[START]

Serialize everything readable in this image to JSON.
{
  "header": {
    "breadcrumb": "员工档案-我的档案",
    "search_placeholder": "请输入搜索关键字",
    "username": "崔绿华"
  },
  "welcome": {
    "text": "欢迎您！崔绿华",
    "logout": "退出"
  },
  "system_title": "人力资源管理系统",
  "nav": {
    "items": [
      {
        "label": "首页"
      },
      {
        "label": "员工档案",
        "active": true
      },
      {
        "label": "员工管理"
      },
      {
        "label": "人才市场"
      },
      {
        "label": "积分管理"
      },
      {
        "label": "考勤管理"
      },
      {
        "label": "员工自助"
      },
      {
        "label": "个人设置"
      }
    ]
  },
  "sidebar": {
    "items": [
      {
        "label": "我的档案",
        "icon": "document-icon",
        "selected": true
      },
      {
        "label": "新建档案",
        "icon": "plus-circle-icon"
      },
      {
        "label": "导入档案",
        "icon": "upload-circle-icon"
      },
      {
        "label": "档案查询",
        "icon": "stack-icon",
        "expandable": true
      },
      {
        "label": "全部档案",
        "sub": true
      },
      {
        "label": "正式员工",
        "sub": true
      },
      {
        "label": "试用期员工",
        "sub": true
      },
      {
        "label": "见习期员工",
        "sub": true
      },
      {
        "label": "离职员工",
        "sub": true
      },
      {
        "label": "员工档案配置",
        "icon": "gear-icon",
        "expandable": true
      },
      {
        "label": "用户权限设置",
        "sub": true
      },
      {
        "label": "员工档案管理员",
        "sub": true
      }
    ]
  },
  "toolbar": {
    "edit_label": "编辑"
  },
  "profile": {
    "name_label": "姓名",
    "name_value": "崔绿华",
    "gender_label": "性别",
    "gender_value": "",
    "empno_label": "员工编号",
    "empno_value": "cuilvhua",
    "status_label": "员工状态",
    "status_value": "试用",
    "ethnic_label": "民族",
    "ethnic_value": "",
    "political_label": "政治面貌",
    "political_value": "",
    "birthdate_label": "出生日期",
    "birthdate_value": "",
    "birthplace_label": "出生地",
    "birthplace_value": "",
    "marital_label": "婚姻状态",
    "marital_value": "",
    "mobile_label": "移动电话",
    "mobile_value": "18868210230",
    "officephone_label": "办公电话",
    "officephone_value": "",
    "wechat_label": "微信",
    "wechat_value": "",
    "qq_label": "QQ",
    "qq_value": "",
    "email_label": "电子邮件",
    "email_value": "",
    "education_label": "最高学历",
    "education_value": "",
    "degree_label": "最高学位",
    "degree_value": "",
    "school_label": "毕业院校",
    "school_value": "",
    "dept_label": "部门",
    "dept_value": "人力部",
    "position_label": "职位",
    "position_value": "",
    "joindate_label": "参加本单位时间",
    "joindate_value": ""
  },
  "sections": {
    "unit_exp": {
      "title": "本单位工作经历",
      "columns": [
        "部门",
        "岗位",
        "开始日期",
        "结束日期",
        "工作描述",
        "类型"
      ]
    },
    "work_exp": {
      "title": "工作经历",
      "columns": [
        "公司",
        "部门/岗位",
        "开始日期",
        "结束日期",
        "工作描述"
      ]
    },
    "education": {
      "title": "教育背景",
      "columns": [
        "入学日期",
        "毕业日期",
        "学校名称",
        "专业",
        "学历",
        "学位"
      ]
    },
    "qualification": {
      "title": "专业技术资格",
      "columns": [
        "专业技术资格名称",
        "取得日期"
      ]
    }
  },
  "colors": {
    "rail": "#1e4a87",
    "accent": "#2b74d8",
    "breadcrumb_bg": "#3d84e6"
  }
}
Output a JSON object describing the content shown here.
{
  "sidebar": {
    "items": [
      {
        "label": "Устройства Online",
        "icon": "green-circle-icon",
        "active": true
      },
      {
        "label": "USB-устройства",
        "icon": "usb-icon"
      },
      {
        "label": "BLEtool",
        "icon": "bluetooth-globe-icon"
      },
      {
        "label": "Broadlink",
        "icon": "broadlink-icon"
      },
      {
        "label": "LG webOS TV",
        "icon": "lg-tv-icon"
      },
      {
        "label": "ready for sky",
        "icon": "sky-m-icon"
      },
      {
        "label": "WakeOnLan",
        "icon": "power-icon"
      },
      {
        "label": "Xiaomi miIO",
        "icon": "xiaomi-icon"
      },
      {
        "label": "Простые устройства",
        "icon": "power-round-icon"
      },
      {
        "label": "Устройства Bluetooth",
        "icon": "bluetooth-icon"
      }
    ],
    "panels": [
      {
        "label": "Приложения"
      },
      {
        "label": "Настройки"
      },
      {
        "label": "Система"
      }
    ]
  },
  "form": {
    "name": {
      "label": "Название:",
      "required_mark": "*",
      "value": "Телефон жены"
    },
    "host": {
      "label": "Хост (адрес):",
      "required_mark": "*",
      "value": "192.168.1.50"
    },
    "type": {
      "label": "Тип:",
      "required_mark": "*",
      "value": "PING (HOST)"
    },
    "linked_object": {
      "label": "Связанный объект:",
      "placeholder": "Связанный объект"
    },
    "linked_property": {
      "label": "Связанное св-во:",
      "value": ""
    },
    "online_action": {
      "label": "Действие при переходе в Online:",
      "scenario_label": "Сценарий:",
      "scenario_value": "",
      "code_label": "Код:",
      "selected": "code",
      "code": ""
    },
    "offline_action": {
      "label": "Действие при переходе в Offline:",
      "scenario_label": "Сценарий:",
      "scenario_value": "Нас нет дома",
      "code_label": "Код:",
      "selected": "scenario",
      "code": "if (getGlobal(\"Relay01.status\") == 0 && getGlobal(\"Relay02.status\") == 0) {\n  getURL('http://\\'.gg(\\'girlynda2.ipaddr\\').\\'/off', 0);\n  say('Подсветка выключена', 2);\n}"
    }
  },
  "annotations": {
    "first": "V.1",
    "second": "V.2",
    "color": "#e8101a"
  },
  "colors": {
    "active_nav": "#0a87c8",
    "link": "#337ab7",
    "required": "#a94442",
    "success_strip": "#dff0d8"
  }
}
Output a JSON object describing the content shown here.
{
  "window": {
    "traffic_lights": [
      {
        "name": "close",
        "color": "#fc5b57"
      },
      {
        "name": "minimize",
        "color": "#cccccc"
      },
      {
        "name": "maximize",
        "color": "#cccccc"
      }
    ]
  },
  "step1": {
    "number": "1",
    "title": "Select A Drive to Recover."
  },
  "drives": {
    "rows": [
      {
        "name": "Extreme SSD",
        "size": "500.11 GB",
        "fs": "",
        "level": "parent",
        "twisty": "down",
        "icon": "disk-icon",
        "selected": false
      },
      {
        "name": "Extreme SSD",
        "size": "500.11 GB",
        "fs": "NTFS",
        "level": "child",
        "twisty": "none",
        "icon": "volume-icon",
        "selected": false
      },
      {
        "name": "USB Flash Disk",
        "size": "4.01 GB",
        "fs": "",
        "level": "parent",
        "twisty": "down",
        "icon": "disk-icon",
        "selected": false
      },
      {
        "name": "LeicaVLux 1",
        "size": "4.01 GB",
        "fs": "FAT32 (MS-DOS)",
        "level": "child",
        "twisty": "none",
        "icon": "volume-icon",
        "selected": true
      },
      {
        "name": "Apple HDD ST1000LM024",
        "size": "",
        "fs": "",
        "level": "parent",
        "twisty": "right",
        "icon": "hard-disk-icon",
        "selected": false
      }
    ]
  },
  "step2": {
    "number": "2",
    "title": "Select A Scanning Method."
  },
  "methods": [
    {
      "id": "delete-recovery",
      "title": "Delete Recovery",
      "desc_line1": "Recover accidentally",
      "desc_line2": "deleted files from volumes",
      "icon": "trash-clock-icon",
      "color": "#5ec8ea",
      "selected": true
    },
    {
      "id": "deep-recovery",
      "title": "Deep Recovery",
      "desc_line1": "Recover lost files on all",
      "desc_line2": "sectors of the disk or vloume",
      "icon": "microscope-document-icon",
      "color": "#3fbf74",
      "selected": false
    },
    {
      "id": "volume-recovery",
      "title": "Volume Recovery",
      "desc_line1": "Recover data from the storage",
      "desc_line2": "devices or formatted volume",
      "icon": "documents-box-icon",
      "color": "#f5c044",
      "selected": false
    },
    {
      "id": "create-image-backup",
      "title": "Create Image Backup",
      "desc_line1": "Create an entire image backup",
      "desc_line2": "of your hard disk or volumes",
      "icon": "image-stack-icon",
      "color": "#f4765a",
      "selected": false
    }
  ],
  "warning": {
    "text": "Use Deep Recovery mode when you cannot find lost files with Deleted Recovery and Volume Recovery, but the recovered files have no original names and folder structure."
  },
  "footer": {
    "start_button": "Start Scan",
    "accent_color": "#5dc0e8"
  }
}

[END]

■ What is required ■
Copy each line of the records containing the string "Действие".

■ The completed task ■
      "label": "Действие при переходе в Online:",
      "label": "Действие при переходе в Offline:",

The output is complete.